◆ **TASK INPUTS**
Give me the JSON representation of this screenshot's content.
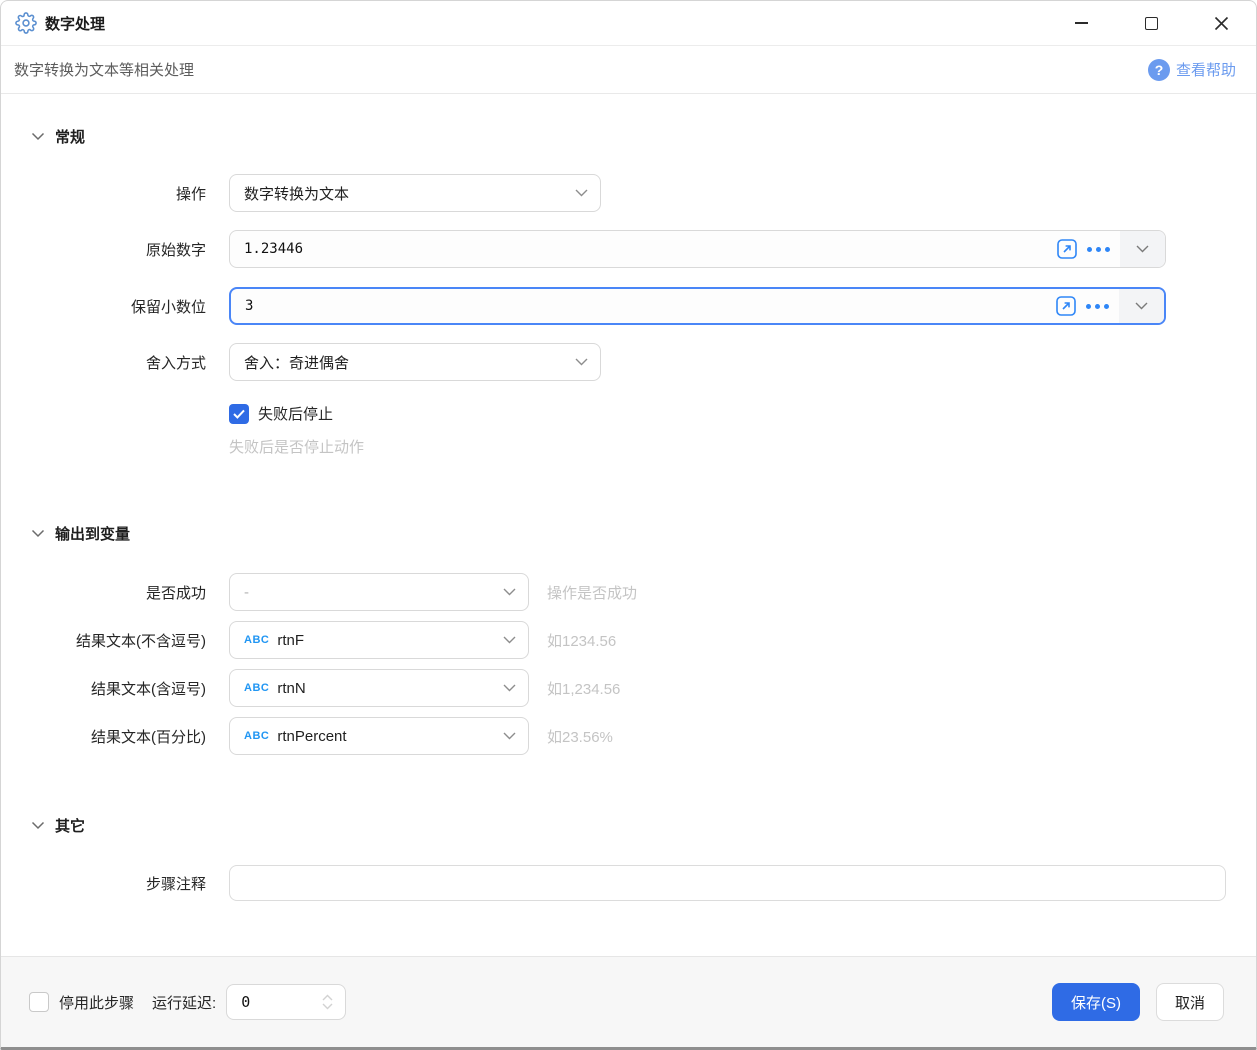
{
  "window": {
    "title": "数字处理",
    "subtitle": "数字转换为文本等相关处理",
    "help_icon": "?",
    "help_label": "查看帮助"
  },
  "general": {
    "header": "常规",
    "operation": {
      "label": "操作",
      "value": "数字转换为文本"
    },
    "source_number": {
      "label": "原始数字",
      "value": "1.23446"
    },
    "decimal_places": {
      "label": "保留小数位",
      "value": "3"
    },
    "rounding": {
      "label": "舍入方式",
      "value": "舍入：奇进偶舍"
    },
    "stop_on_fail": {
      "label": "失败后停止",
      "checked": true,
      "hint": "失败后是否停止动作"
    }
  },
  "output": {
    "header": "输出到变量",
    "success": {
      "label": "是否成功",
      "value": "-",
      "hint": "操作是否成功"
    },
    "result_plain": {
      "label": "结果文本(不含逗号)",
      "type_tag": "ABC",
      "value": "rtnF",
      "hint": "如1234.56"
    },
    "result_comma": {
      "label": "结果文本(含逗号)",
      "type_tag": "ABC",
      "value": "rtnN",
      "hint": "如1,234.56"
    },
    "result_percent": {
      "label": "结果文本(百分比)",
      "type_tag": "ABC",
      "value": "rtnPercent",
      "hint": "如23.56%"
    }
  },
  "other": {
    "header": "其它",
    "comment": {
      "label": "步骤注释",
      "value": ""
    }
  },
  "footer": {
    "disable_step_label": "停用此步骤",
    "delay_label": "运行延迟:",
    "delay_value": "0",
    "save_label": "保存(S)",
    "cancel_label": "取消"
  },
  "colors": {
    "accent_blue": "#2f6be5",
    "icon_blue": "#2e86f7",
    "focus_border": "#4a86f7",
    "help_blue": "#6b9bef",
    "hint_gray": "#c4c4c4"
  }
}
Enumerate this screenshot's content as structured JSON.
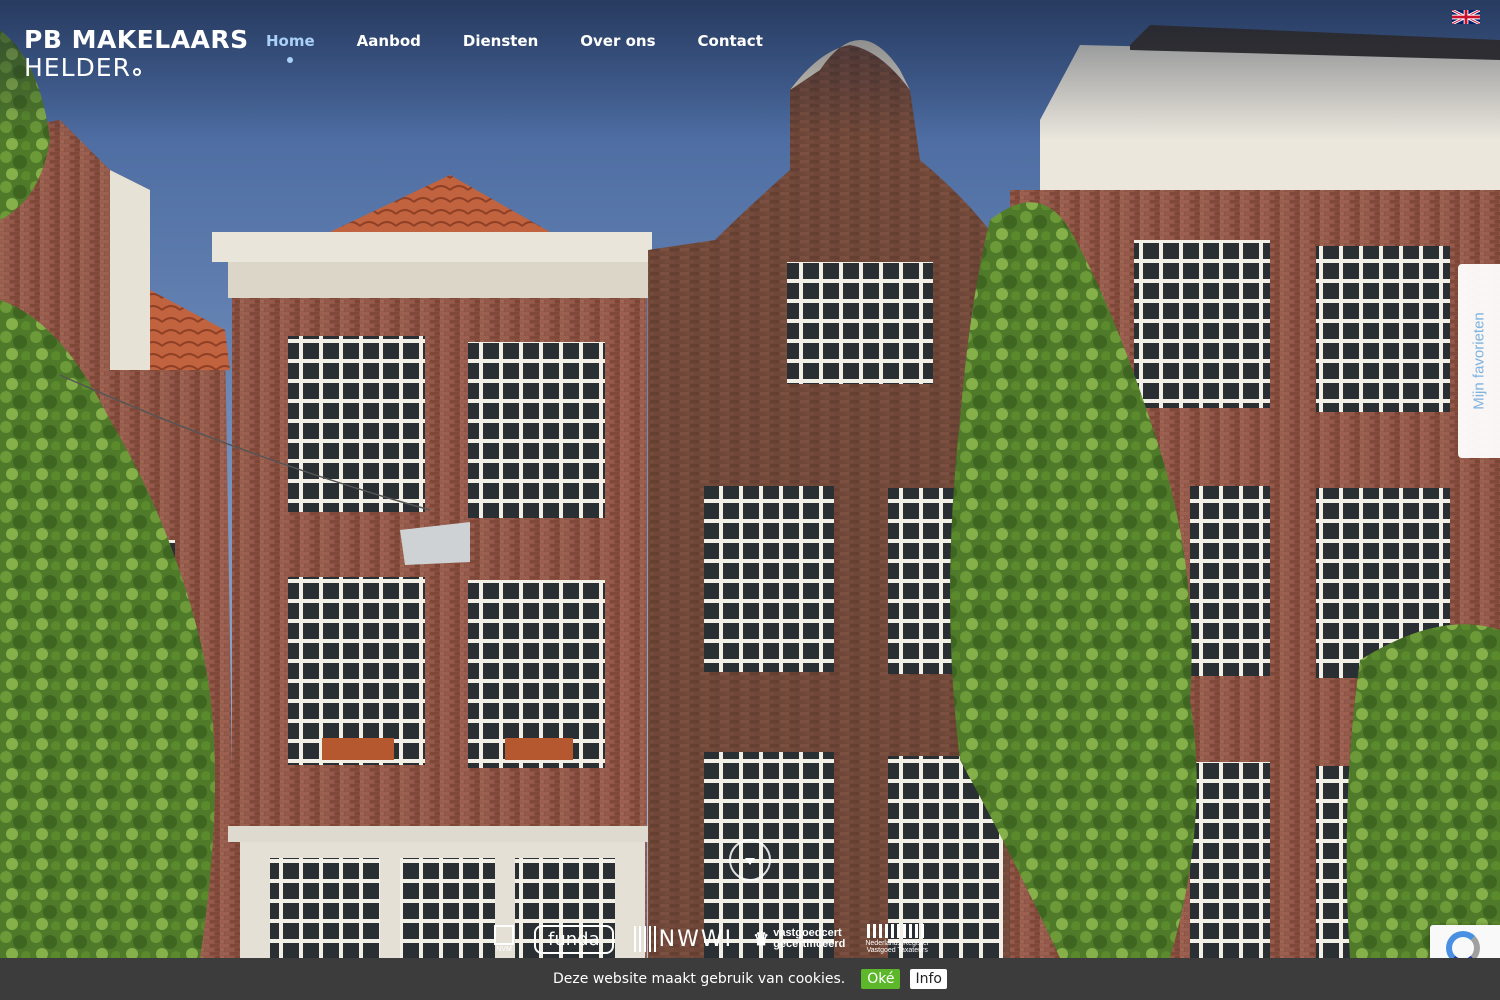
{
  "header": {
    "logo_line1": "PB MAKELAARS",
    "logo_line2": "HELDER"
  },
  "nav": {
    "items": [
      {
        "label": "Home",
        "active": true
      },
      {
        "label": "Aanbod",
        "active": false
      },
      {
        "label": "Diensten",
        "active": false
      },
      {
        "label": "Over ons",
        "active": false
      },
      {
        "label": "Contact",
        "active": false
      }
    ],
    "active_color": "#a9d0f5"
  },
  "language": {
    "icon": "uk-flag-icon"
  },
  "favorites_tab": {
    "label": "Mijn favorieten"
  },
  "scroll_button": {
    "icon": "chevron-down-icon"
  },
  "partners": {
    "nvm": "NVM",
    "funda": "funda",
    "nwwi": "NWWI",
    "vastgoedcert_line1": "vastgoedcert",
    "vastgoedcert_line2": "gecertificeerd",
    "vastgoedcert_icon": "crown-icon",
    "nrvt_line1": "Nederlands Register",
    "nrvt_line2": "Vastgoed Taxateurs"
  },
  "cookie_bar": {
    "message": "Deze website maakt gebruik van cookies.",
    "ok_label": "Oké",
    "info_label": "Info",
    "ok_color": "#5cb82a"
  },
  "recaptcha": {
    "icon": "recaptcha-icon"
  }
}
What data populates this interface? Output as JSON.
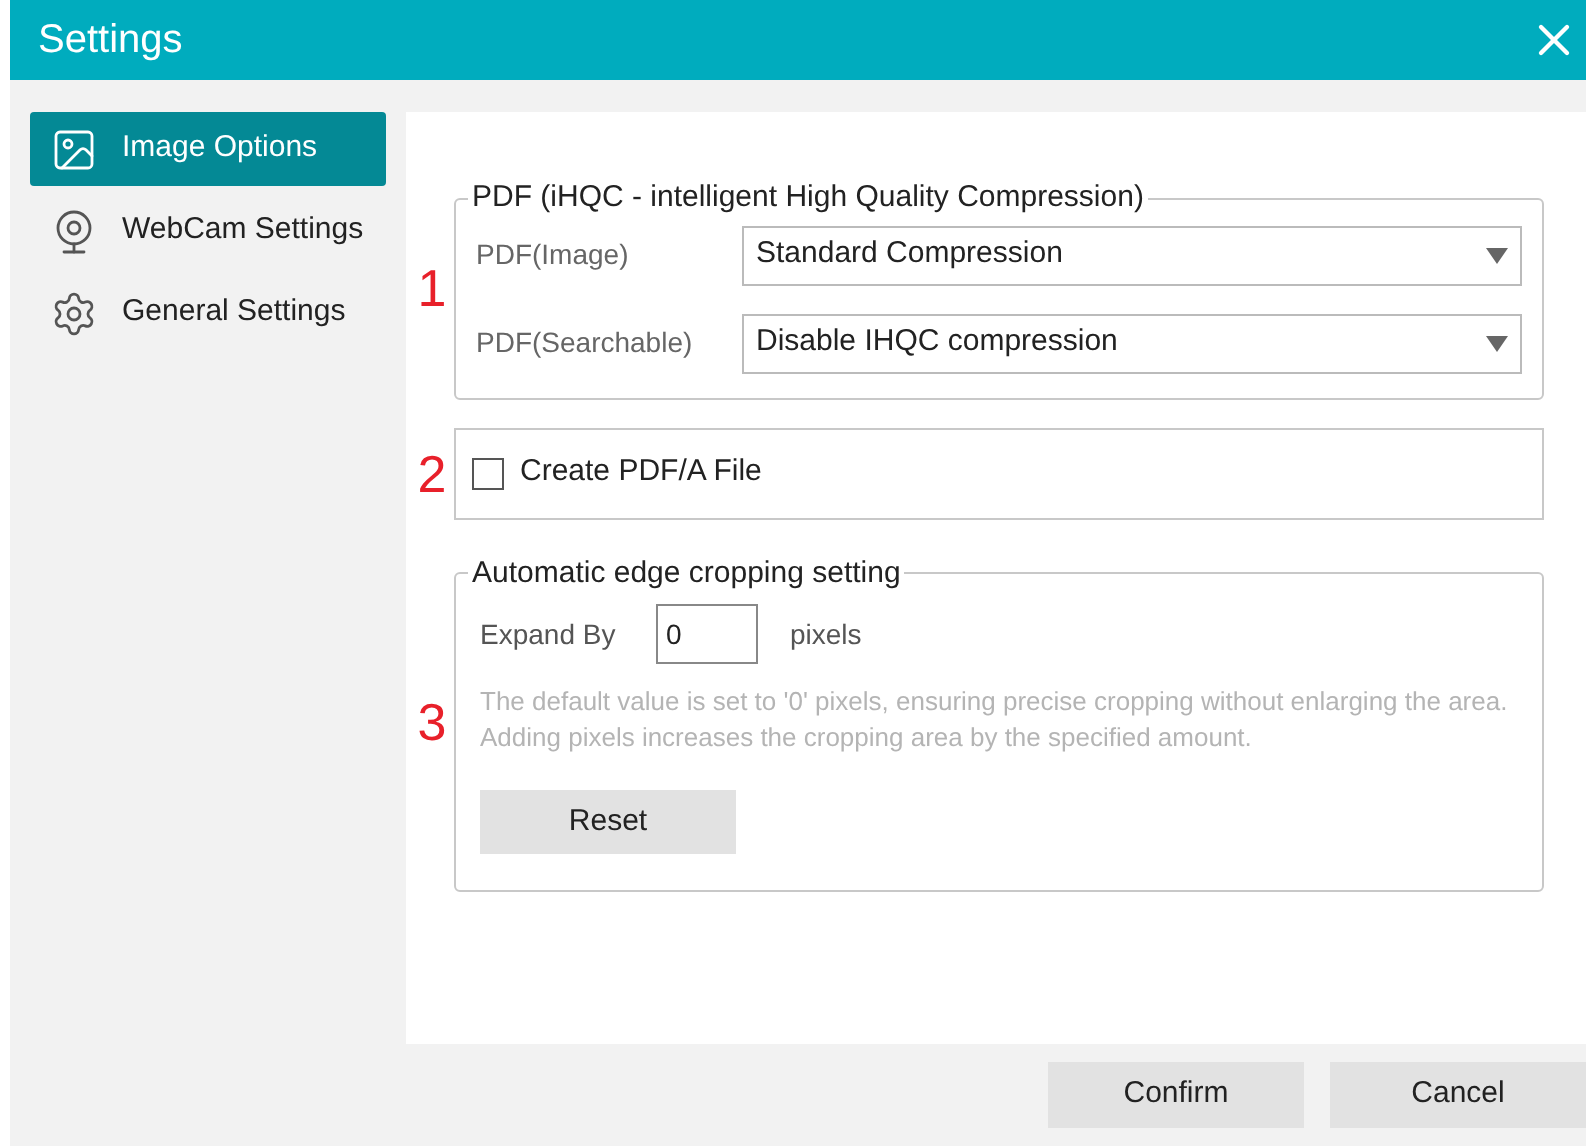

◆ **BRIEF**
From the listing, extract all text exactly as given and drop any picture.

◆ **EXERCISE OUTPUT**
Give me the JSON representation of this screenshot's content.
{
  "window": {
    "title": "数字处理",
    "subtitle": "数字转换为文本等相关处理",
    "help_icon": "?",
    "help_label": "查看帮助"
  },
  "general": {
    "header": "常规",
    "operation": {
      "label": "操作",
      "value": "数字转换为文本"
    },
    "source_number": {
      "label": "原始数字",
      "value": "1.23446"
    },
    "decimal_places": {
      "label": "保留小数位",
      "value": "3"
    },
    "rounding": {
      "label": "舍入方式",
      "value": "舍入：奇进偶舍"
    },
    "stop_on_fail": {
      "label": "失败后停止",
      "checked": true,
      "hint": "失败后是否停止动作"
    }
  },
  "output": {
    "header": "输出到变量",
    "success": {
      "label": "是否成功",
      "value": "-",
      "hint": "操作是否成功"
    },
    "result_plain": {
      "label": "结果文本(不含逗号)",
      "type_tag": "ABC",
      "value": "rtnF",
      "hint": "如1234.56"
    },
    "result_comma": {
      "label": "结果文本(含逗号)",
      "type_tag": "ABC",
      "value": "rtnN",
      "hint": "如1,234.56"
    },
    "result_percent": {
      "label": "结果文本(百分比)",
      "type_tag": "ABC",
      "value": "rtnPercent",
      "hint": "如23.56%"
    }
  },
  "other": {
    "header": "其它",
    "comment": {
      "label": "步骤注释",
      "value": ""
    }
  },
  "footer": {
    "disable_step_label": "停用此步骤",
    "delay_label": "运行延迟:",
    "delay_value": "0",
    "save_label": "保存(S)",
    "cancel_label": "取消"
  },
  "colors": {
    "accent_blue": "#2f6be5",
    "icon_blue": "#2e86f7",
    "focus_border": "#4a86f7",
    "help_blue": "#6b9bef",
    "hint_gray": "#c4c4c4"
  }
}
Enumerate this screenshot's content as structured JSON.
{
  "header": {
    "logo_line1": "PB MAKELAARS",
    "logo_line2": "HELDER"
  },
  "nav": {
    "items": [
      {
        "label": "Home",
        "active": true
      },
      {
        "label": "Aanbod",
        "active": false
      },
      {
        "label": "Diensten",
        "active": false
      },
      {
        "label": "Over ons",
        "active": false
      },
      {
        "label": "Contact",
        "active": false
      }
    ],
    "active_color": "#a9d0f5"
  },
  "language": {
    "icon": "uk-flag-icon"
  },
  "favorites_tab": {
    "label": "Mijn favorieten"
  },
  "scroll_button": {
    "icon": "chevron-down-icon"
  },
  "partners": {
    "nvm": "NVM",
    "funda": "funda",
    "nwwi": "NWWI",
    "vastgoedcert_line1": "vastgoedcert",
    "vastgoedcert_line2": "gecertificeerd",
    "vastgoedcert_icon": "crown-icon",
    "nrvt_line1": "Nederlands Register",
    "nrvt_line2": "Vastgoed Taxateurs"
  },
  "cookie_bar": {
    "message": "Deze website maakt gebruik van cookies.",
    "ok_label": "Oké",
    "info_label": "Info",
    "ok_color": "#5cb82a"
  },
  "recaptcha": {
    "icon": "recaptcha-icon"
  }
}
What data populates this interface? Output as JSON.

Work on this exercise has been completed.